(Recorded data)
>>
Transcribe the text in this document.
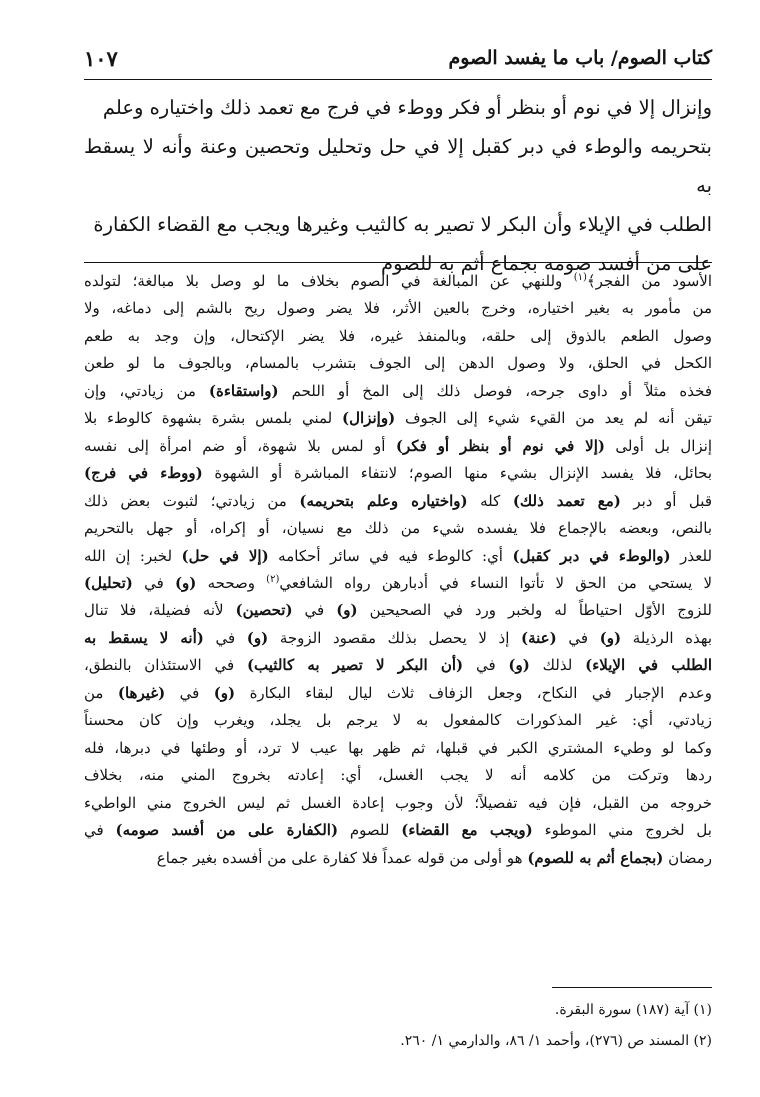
كتاب الصوم/ باب ما يفسد الصوم
١٠٧
وإنزال إلا في نوم أو بنظر أو فكر ووطء في فرج مع تعمد ذلك واختياره وعلم
بتحريمه والوطء في دبر كقبل إلا في حل وتحليل وتحصين وعنة وأنه لا يسقط به
الطلب في الإيلاء وأن البكر لا تصير به كالثيب وغيرها ويجب مع القضاء الكفارة
على من أفسد صومه بجماع أثم به للصوم
الأسود من الفجر﴾$^{(١)}$ وللنهي عن المبالغة في الصوم بخلاف ما لو وصل بلا مبالغة؛ لتولده
من مأمور به بغير اختياره، وخرج بالعين الأثر، فلا يضر وصول ريح بالشم إلى دماغه، ولا
وصول الطعم بالذوق إلى حلقه، وبالمنفذ غيره، فلا يضر الإكتحال، وإن وجد به طعم
الكحل في الحلق، ولا وصول الدهن إلى الجوف بتشرب بالمسام، وبالجوف ما لو طعن
فخذه مثلاً أو داوى جرحه، فوصل ذلك إلى المخ أو اللحم (واستقاءة) من زيادتي، وإن
تيقن أنه لم يعد من القيء شيء إلى الجوف (وإنزال) لمني بلمس بشرة بشهوة كالوطء بلا
إنزال بل أولى (إلا في نوم أو بنظر أو فكر) أو لمس بلا شهوة، أو ضم امرأة إلى نفسه
بحائل، فلا يفسد الإنزال بشيء منها الصوم؛ لانتفاء المباشرة أو الشهوة (ووطء في فرج)
قبل أو دبر (مع تعمد ذلك) كله (واختياره وعلم بتحريمه) من زيادتي؛ لثبوت بعض ذلك
بالنص، وبعضه بالإجماع فلا يفسده شيء من ذلك مع نسيان، أو إكراه، أو جهل بالتحريم
للعذر (والوطء في دبر كقبل) أي: كالوطء فيه في سائر أحكامه (إلا في حل) لخبر: إن الله
لا يستحي من الحق لا تأتوا النساء في أدبارهن رواه الشافعي$^{(٢)}$ وصححه (و) في (تحليل)
للزوج الأوّل احتياطاً له ولخبر ورد في الصحيحين (و) في (تحصين) لأنه فضيلة، فلا تنال
بهذه الرذيلة (و) في (عنة) إذ لا يحصل بذلك مقصود الزوجة (و) في (أنه لا يسقط به
الطلب في الإيلاء) لذلك (و) في (أن البكر لا تصير به كالثيب) في الاستئذان بالنطق،
وعدم الإجبار في النكاح، وجعل الزفاف ثلاث ليال لبقاء البكارة (و) في (غيرها) من
زيادتي، أي: غير المذكورات كالمفعول به لا يرجم بل يجلد، ويغرب وإن كان محسناً
وكما لو وطيء المشتري الكبر في قبلها، ثم ظهر بها عيب لا ترد، أو وطئها في دبرها، فله
ردها وتركت من كلامه أنه لا يجب الغسل، أي: إعادته بخروج المني منه، بخلاف
خروجه من القبل، فإن فيه تفصيلاً؛ لأن وجوب إعادة الغسل ثم ليس الخروج مني الواطيء
بل لخروج مني الموطوء (ويجب مع القضاء) للصوم (الكفارة على من أفسد صومه) في
رمضان (بجماع أثم به للصوم) هو أولى من قوله عمداً فلا كفارة على من أفسده بغير جماع
(١) آية (١٨٧) سورة البقرة.
(٢) المسند ص (٢٧٦)، وأحمد ١/ ٨٦، والدارمي ١/ ٢٦٠.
<<
* [What the exercise asks]: Return every line of the records exactly as given, pictures excluded.

* [Solution for this task]:
Transcribe the text in this document.
كتاب الصوم/ باب ما يفسد الصوم
١٠٧
وإنزال إلا في نوم أو بنظر أو فكر ووطء في فرج مع تعمد ذلك واختياره وعلم
بتحريمه والوطء في دبر كقبل إلا في حل وتحليل وتحصين وعنة وأنه لا يسقط به
الطلب في الإيلاء وأن البكر لا تصير به كالثيب وغيرها ويجب مع القضاء الكفارة
على من أفسد صومه بجماع أثم به للصوم
الأسود من الفجر﴾$^{(١)}$ وللنهي عن المبالغة في الصوم بخلاف ما لو وصل بلا مبالغة؛ لتولده
من مأمور به بغير اختياره، وخرج بالعين الأثر، فلا يضر وصول ريح بالشم إلى دماغه، ولا
وصول الطعم بالذوق إلى حلقه، وبالمنفذ غيره، فلا يضر الإكتحال، وإن وجد به طعم
الكحل في الحلق، ولا وصول الدهن إلى الجوف بتشرب بالمسام، وبالجوف ما لو طعن
فخذه مثلاً أو داوى جرحه، فوصل ذلك إلى المخ أو اللحم (واستقاءة) من زيادتي، وإن
تيقن أنه لم يعد من القيء شيء إلى الجوف (وإنزال) لمني بلمس بشرة بشهوة كالوطء بلا
إنزال بل أولى (إلا في نوم أو بنظر أو فكر) أو لمس بلا شهوة، أو ضم امرأة إلى نفسه
بحائل، فلا يفسد الإنزال بشيء منها الصوم؛ لانتفاء المباشرة أو الشهوة (ووطء في فرج)
قبل أو دبر (مع تعمد ذلك) كله (واختياره وعلم بتحريمه) من زيادتي؛ لثبوت بعض ذلك
بالنص، وبعضه بالإجماع فلا يفسده شيء من ذلك مع نسيان، أو إكراه، أو جهل بالتحريم
للعذر (والوطء في دبر كقبل) أي: كالوطء فيه في سائر أحكامه (إلا في حل) لخبر: إن الله
لا يستحي من الحق لا تأتوا النساء في أدبارهن رواه الشافعي$^{(٢)}$ وصححه (و) في (تحليل)
للزوج الأوّل احتياطاً له ولخبر ورد في الصحيحين (و) في (تحصين) لأنه فضيلة، فلا تنال
بهذه الرذيلة (و) في (عنة) إذ لا يحصل بذلك مقصود الزوجة (و) في (أنه لا يسقط به
الطلب في الإيلاء) لذلك (و) في (أن البكر لا تصير به كالثيب) في الاستئذان بالنطق،
وعدم الإجبار في النكاح، وجعل الزفاف ثلاث ليال لبقاء البكارة (و) في (غيرها) من
زيادتي، أي: غير المذكورات كالمفعول به لا يرجم بل يجلد، ويغرب وإن كان محسناً
وكما لو وطيء المشتري الكبر في قبلها، ثم ظهر بها عيب لا ترد، أو وطئها في دبرها، فله
ردها وتركت من كلامه أنه لا يجب الغسل، أي: إعادته بخروج المني منه، بخلاف
خروجه من القبل، فإن فيه تفصيلاً؛ لأن وجوب إعادة الغسل ثم ليس الخروج مني الواطيء
بل لخروج مني الموطوء (ويجب مع القضاء) للصوم (الكفارة على من أفسد صومه) في
رمضان (بجماع أثم به للصوم) هو أولى من قوله عمداً فلا كفارة على من أفسده بغير جماع
(١) آية (١٨٧) سورة البقرة.
(٢) المسند ص (٢٧٦)، وأحمد ١/ ٨٦، والدارمي ١/ ٢٦٠.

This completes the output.